◆ Given problem ◆
Collect from the data below each line with "tractor".

◆ Task data ◆
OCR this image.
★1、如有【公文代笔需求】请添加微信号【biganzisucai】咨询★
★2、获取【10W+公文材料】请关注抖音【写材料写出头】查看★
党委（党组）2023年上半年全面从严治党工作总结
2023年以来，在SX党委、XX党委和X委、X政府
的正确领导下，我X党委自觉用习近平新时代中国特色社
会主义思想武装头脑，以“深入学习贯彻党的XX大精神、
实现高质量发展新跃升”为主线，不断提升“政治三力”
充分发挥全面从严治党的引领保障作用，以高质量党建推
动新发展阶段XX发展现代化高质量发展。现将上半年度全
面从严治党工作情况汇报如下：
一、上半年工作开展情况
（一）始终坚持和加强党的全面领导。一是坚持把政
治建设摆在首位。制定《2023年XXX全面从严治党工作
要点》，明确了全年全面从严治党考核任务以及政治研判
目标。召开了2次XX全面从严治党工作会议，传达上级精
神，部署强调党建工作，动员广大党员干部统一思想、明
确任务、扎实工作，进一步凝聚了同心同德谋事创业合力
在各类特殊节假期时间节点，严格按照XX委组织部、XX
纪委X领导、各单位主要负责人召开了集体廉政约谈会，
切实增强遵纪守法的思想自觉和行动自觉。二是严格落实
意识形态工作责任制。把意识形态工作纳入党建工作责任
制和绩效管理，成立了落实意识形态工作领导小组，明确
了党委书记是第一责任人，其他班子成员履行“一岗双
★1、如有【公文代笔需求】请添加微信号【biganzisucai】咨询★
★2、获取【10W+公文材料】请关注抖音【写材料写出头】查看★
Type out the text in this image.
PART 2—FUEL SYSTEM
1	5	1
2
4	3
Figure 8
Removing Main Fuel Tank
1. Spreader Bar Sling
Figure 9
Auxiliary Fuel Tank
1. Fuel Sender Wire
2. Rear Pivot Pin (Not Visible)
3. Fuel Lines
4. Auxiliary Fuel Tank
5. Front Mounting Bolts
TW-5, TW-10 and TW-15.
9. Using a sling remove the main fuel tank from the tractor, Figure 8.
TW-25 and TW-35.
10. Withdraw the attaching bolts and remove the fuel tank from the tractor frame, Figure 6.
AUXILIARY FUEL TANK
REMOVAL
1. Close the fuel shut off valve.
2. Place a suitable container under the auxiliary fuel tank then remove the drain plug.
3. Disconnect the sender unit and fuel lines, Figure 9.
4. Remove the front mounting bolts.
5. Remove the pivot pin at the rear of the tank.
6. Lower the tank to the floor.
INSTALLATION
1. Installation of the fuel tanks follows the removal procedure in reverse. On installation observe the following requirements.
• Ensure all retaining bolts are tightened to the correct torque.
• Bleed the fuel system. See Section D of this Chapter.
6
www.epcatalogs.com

==

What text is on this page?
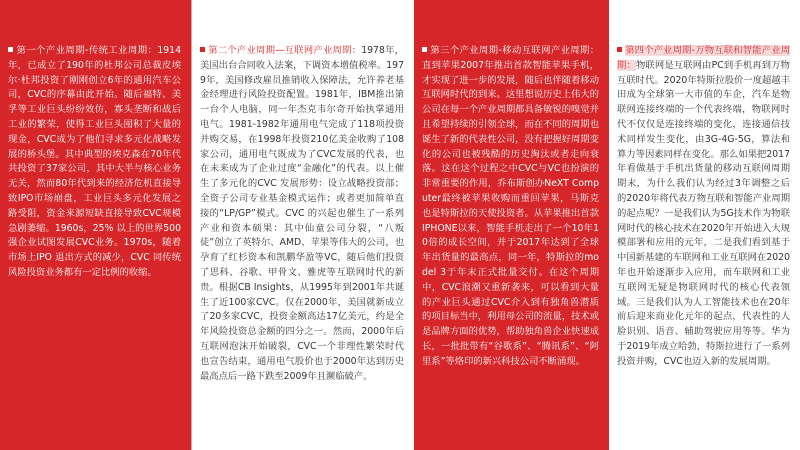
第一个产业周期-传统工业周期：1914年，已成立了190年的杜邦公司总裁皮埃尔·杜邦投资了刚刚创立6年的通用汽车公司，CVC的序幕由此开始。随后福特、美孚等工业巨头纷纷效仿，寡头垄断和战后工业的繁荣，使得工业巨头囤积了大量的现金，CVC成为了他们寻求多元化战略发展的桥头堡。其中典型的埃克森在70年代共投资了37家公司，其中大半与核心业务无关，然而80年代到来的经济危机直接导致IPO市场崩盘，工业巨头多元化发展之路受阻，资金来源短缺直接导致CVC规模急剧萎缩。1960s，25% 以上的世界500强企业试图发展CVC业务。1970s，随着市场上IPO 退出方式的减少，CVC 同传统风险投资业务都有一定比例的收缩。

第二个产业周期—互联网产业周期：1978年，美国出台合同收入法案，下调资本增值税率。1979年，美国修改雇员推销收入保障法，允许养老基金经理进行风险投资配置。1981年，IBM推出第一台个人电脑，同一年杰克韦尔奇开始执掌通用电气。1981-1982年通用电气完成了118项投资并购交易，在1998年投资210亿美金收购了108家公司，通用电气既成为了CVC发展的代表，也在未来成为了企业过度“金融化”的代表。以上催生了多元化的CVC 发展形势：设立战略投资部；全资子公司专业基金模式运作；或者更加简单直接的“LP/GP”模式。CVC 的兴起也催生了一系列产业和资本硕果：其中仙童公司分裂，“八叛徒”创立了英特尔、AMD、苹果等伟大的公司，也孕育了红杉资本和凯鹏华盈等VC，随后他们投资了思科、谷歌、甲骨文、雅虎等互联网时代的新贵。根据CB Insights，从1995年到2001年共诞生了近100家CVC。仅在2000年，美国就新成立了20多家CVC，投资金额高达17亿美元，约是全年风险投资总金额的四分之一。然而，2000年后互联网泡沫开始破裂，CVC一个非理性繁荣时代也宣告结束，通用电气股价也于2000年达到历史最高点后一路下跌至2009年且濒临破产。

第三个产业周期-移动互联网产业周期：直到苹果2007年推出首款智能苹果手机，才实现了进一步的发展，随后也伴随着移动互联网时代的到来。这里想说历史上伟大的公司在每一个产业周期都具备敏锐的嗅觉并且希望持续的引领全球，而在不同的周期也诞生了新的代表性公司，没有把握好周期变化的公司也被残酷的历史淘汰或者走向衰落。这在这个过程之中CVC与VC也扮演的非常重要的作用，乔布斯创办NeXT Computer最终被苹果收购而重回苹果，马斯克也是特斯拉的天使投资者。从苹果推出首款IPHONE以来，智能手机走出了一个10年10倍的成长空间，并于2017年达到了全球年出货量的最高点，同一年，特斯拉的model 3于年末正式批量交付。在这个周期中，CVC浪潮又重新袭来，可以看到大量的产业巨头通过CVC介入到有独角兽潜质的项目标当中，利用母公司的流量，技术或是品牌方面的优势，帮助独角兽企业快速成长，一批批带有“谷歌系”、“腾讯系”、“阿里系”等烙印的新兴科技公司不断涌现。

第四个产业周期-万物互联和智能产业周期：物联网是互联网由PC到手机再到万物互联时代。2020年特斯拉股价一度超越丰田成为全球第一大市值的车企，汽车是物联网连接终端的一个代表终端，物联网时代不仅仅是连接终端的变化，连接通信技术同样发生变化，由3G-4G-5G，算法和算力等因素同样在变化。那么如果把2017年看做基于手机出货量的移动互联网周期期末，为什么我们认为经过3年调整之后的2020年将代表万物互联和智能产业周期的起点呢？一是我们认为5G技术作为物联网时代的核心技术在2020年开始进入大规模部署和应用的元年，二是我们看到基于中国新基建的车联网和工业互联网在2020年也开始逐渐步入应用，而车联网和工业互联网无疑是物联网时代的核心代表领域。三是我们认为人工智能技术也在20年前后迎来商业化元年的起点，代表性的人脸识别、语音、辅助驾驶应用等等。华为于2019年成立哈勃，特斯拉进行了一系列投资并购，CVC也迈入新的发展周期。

==

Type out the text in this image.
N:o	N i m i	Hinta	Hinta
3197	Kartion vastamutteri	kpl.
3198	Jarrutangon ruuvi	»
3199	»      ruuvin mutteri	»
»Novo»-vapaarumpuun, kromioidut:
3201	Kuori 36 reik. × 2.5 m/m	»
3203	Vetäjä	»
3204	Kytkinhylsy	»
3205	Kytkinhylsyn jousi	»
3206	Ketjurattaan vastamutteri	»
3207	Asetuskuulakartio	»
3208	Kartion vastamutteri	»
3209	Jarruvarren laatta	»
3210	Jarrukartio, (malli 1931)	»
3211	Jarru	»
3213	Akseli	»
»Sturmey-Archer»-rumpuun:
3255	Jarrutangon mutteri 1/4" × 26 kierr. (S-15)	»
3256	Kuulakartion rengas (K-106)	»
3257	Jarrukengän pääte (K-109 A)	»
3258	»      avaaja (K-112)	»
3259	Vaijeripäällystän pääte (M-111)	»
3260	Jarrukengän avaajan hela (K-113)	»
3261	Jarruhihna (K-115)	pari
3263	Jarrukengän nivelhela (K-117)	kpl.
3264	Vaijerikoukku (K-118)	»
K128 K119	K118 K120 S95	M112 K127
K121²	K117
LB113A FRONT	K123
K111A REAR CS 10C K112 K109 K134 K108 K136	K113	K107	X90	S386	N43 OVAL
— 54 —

◆ Complete output ◆
9. Using a sling remove the main fuel tank from the tractor, Figure 8.
10. Withdraw the attaching bolts and remove the fuel tank from the tractor frame, Figure 6.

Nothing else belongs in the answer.